- **TASK DESCRIPTION**: Show all lines that include the string "peak"; copy each one.

- **RECORDS SHOWN**:
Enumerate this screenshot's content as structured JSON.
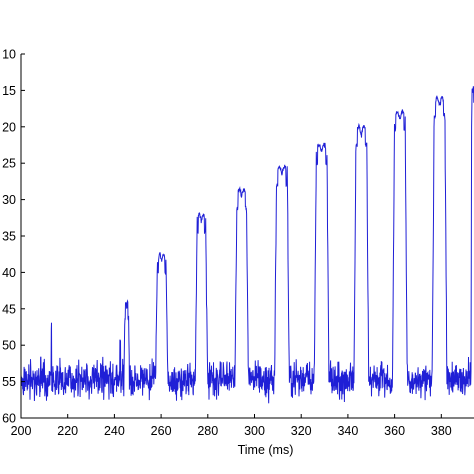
{
  "chart_data": {
    "type": "line",
    "title": "",
    "xlabel": "Time (ms)",
    "ylabel": "",
    "xlim": [
      200,
      394
    ],
    "ylim": [
      10,
      60
    ],
    "y_reversed": true,
    "grid": false,
    "line_color": "#1f1fd6",
    "xticks": [
      200,
      220,
      240,
      260,
      280,
      300,
      320,
      340,
      360,
      380
    ],
    "yticks": [
      10,
      15,
      20,
      25,
      30,
      35,
      40,
      45,
      50,
      55,
      60
    ],
    "baseline": 54.7,
    "baseline_noise": 2.4,
    "spikes": [
      {
        "x": 213,
        "y": 47.5
      },
      {
        "x": 242.5,
        "y": 49
      }
    ],
    "pulses": [
      {
        "start": 244.5,
        "end": 246,
        "peak": 44
      },
      {
        "start": 258.5,
        "end": 262,
        "peak": 37.5
      },
      {
        "start": 275.5,
        "end": 279,
        "peak": 32
      },
      {
        "start": 292.5,
        "end": 296.5,
        "peak": 28.5
      },
      {
        "start": 309.5,
        "end": 314,
        "peak": 25.5
      },
      {
        "start": 326.5,
        "end": 331,
        "peak": 22.5
      },
      {
        "start": 343.5,
        "end": 348,
        "peak": 20
      },
      {
        "start": 360,
        "end": 364.5,
        "peak": 18
      },
      {
        "start": 377,
        "end": 381.5,
        "peak": 16
      },
      {
        "start": 393,
        "end": 394,
        "peak": 14.5
      }
    ]
  }
}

- **FULL SOLUTION**:
        "peak": 44
        "peak": 37.5
        "peak": 32
        "peak": 28.5
        "peak": 25.5
        "peak": 22.5
        "peak": 20
        "peak": 18
        "peak": 16
        "peak": 14.5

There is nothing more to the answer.